> [Figure record extracts]:
------------------------
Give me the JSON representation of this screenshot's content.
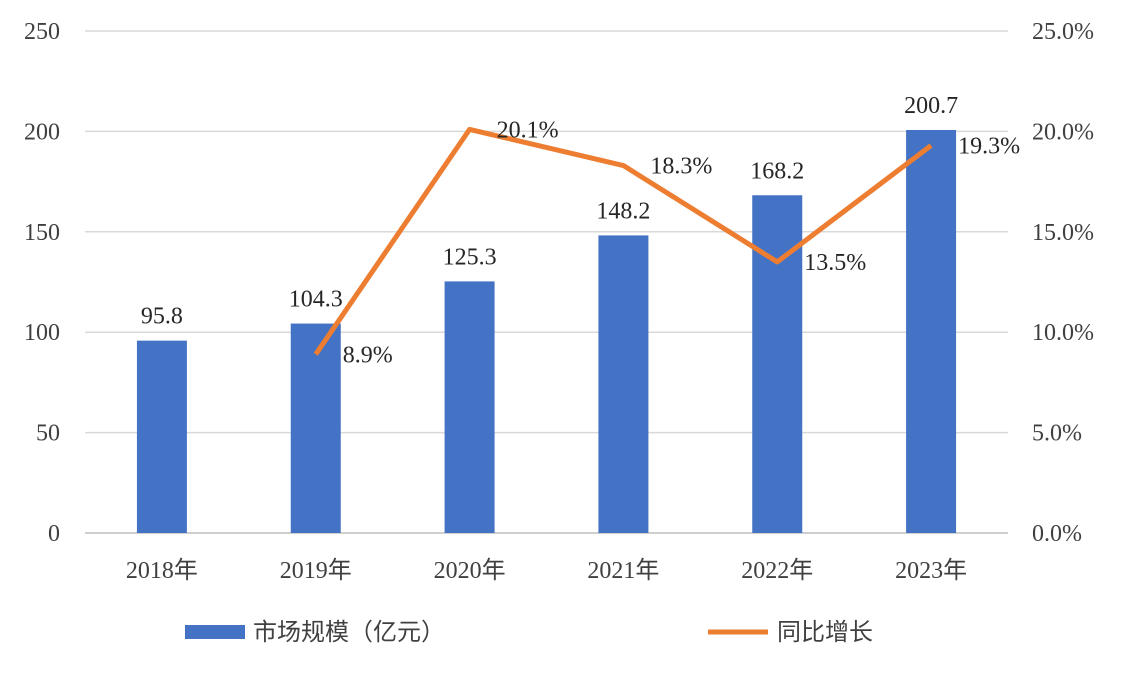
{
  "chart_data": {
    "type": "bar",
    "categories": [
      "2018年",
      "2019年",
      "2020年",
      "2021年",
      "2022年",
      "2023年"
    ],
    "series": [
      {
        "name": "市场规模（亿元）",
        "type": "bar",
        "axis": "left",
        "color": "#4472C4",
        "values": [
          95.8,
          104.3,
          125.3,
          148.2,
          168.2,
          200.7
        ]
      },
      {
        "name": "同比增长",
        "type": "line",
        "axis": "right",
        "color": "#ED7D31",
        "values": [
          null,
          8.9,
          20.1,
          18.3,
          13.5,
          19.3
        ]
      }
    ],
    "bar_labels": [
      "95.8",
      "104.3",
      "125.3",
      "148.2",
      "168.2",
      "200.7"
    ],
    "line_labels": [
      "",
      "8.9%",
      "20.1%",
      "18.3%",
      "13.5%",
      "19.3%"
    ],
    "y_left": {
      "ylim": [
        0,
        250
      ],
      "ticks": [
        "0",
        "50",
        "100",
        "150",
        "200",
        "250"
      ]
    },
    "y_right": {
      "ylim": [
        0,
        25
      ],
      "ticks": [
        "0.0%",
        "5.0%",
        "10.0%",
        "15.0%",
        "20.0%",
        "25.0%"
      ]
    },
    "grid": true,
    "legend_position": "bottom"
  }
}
------------------------
> [Problem to work on]:
The data above needs to be retyped exactly, with the images left out.

> [Expected output]:
Give me the JSON representation of this screenshot's content.
{
  "chart_data": {
    "type": "bar",
    "categories": [
      "2018年",
      "2019年",
      "2020年",
      "2021年",
      "2022年",
      "2023年"
    ],
    "series": [
      {
        "name": "市场规模（亿元）",
        "type": "bar",
        "axis": "left",
        "color": "#4472C4",
        "values": [
          95.8,
          104.3,
          125.3,
          148.2,
          168.2,
          200.7
        ]
      },
      {
        "name": "同比增长",
        "type": "line",
        "axis": "right",
        "color": "#ED7D31",
        "values": [
          null,
          8.9,
          20.1,
          18.3,
          13.5,
          19.3
        ]
      }
    ],
    "bar_labels": [
      "95.8",
      "104.3",
      "125.3",
      "148.2",
      "168.2",
      "200.7"
    ],
    "line_labels": [
      "",
      "8.9%",
      "20.1%",
      "18.3%",
      "13.5%",
      "19.3%"
    ],
    "y_left": {
      "ylim": [
        0,
        250
      ],
      "ticks": [
        "0",
        "50",
        "100",
        "150",
        "200",
        "250"
      ]
    },
    "y_right": {
      "ylim": [
        0,
        25
      ],
      "ticks": [
        "0.0%",
        "5.0%",
        "10.0%",
        "15.0%",
        "20.0%",
        "25.0%"
      ]
    },
    "grid": true,
    "legend_position": "bottom"
  }
}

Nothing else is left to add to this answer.